__ENTRIES SUPPLIED__.
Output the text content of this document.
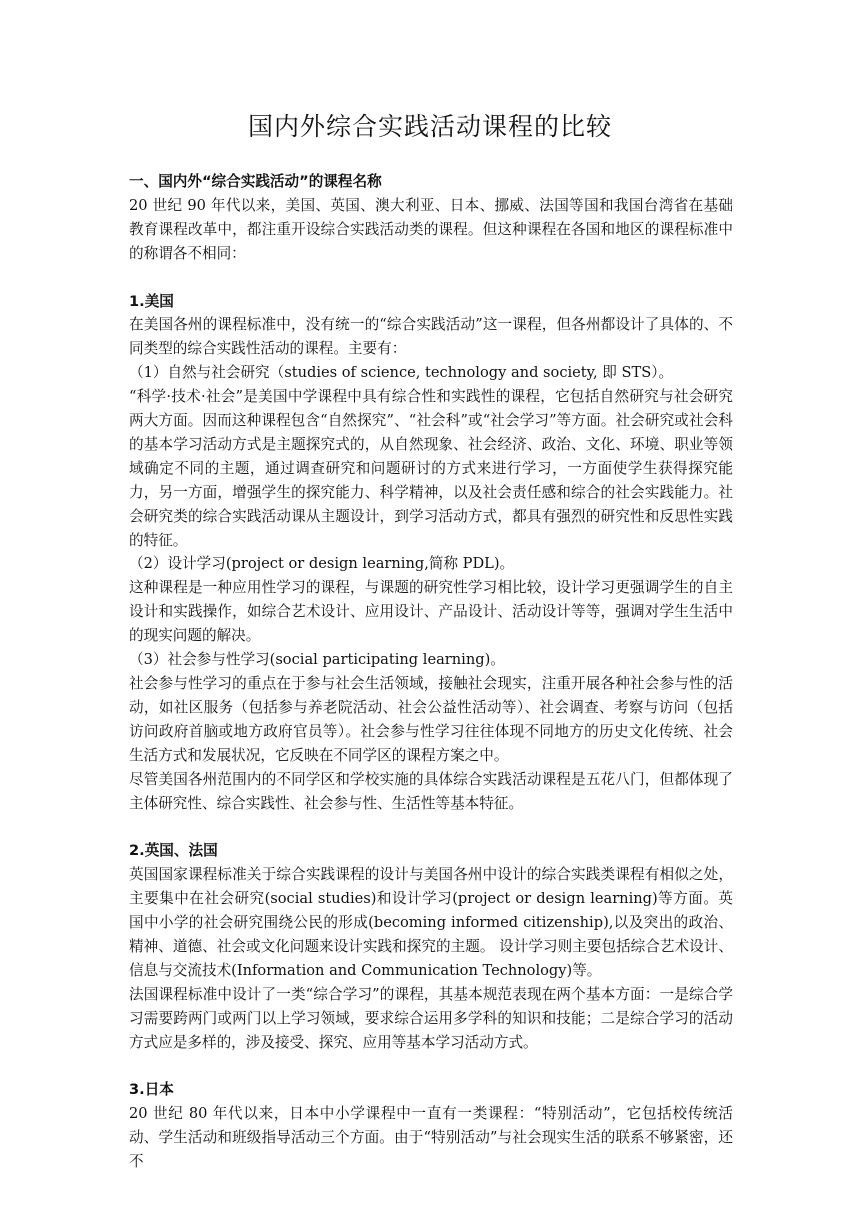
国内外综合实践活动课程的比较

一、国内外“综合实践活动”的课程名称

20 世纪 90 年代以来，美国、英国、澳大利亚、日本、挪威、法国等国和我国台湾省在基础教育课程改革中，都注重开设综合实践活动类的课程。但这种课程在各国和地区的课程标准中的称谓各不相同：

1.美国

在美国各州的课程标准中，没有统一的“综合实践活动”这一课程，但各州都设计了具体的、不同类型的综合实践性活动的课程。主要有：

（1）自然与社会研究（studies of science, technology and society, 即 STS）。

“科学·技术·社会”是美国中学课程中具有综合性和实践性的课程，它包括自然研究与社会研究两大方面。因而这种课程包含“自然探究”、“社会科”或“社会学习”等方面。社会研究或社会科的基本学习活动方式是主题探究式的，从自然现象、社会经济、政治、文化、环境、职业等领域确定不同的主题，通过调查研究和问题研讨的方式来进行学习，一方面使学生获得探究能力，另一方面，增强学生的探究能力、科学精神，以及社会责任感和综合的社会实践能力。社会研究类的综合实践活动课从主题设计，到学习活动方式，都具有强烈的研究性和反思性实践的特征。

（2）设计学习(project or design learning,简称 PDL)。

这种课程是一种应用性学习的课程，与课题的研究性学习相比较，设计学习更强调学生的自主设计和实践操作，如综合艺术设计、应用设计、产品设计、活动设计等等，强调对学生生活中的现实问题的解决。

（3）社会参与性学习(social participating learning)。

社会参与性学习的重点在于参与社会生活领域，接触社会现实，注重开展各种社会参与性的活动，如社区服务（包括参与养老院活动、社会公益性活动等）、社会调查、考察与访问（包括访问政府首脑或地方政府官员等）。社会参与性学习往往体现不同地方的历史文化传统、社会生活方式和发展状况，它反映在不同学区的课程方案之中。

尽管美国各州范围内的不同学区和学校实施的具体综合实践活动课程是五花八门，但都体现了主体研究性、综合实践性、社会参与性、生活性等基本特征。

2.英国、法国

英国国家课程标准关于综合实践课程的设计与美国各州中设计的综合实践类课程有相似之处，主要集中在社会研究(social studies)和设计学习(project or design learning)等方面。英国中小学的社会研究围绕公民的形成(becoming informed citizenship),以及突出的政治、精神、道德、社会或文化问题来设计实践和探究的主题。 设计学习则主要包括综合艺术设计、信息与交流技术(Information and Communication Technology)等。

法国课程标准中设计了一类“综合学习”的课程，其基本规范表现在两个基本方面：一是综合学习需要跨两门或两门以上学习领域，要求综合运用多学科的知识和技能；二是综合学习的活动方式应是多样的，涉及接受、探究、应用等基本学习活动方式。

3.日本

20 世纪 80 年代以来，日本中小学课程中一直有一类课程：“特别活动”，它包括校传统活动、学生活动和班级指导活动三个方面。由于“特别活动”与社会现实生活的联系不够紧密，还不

__THE EXERCISE__. Pictures are to be left out; all else in the entries above is to be quoted exactly.

__PROBLEM SOLUTION__.
Output the text content of this document.
国内外综合实践活动课程的比较

一、国内外“综合实践活动”的课程名称

20 世纪 90 年代以来，美国、英国、澳大利亚、日本、挪威、法国等国和我国台湾省在基础教育课程改革中，都注重开设综合实践活动类的课程。但这种课程在各国和地区的课程标准中的称谓各不相同：

1.美国

在美国各州的课程标准中，没有统一的“综合实践活动”这一课程，但各州都设计了具体的、不同类型的综合实践性活动的课程。主要有：

（1）自然与社会研究（studies of science, technology and society, 即 STS）。

“科学·技术·社会”是美国中学课程中具有综合性和实践性的课程，它包括自然研究与社会研究两大方面。因而这种课程包含“自然探究”、“社会科”或“社会学习”等方面。社会研究或社会科的基本学习活动方式是主题探究式的，从自然现象、社会经济、政治、文化、环境、职业等领域确定不同的主题，通过调查研究和问题研讨的方式来进行学习，一方面使学生获得探究能力，另一方面，增强学生的探究能力、科学精神，以及社会责任感和综合的社会实践能力。社会研究类的综合实践活动课从主题设计，到学习活动方式，都具有强烈的研究性和反思性实践的特征。

（2）设计学习(project or design learning,简称 PDL)。

这种课程是一种应用性学习的课程，与课题的研究性学习相比较，设计学习更强调学生的自主设计和实践操作，如综合艺术设计、应用设计、产品设计、活动设计等等，强调对学生生活中的现实问题的解决。

（3）社会参与性学习(social participating learning)。

社会参与性学习的重点在于参与社会生活领域，接触社会现实，注重开展各种社会参与性的活动，如社区服务（包括参与养老院活动、社会公益性活动等）、社会调查、考察与访问（包括访问政府首脑或地方政府官员等）。社会参与性学习往往体现不同地方的历史文化传统、社会生活方式和发展状况，它反映在不同学区的课程方案之中。

尽管美国各州范围内的不同学区和学校实施的具体综合实践活动课程是五花八门，但都体现了主体研究性、综合实践性、社会参与性、生活性等基本特征。

2.英国、法国

英国国家课程标准关于综合实践课程的设计与美国各州中设计的综合实践类课程有相似之处，主要集中在社会研究(social studies)和设计学习(project or design learning)等方面。英国中小学的社会研究围绕公民的形成(becoming informed citizenship),以及突出的政治、精神、道德、社会或文化问题来设计实践和探究的主题。 设计学习则主要包括综合艺术设计、信息与交流技术(Information and Communication Technology)等。

法国课程标准中设计了一类“综合学习”的课程，其基本规范表现在两个基本方面：一是综合学习需要跨两门或两门以上学习领域，要求综合运用多学科的知识和技能；二是综合学习的活动方式应是多样的，涉及接受、探究、应用等基本学习活动方式。

3.日本

20 世纪 80 年代以来，日本中小学课程中一直有一类课程：“特别活动”，它包括校传统活动、学生活动和班级指导活动三个方面。由于“特别活动”与社会现实生活的联系不够紧密，还不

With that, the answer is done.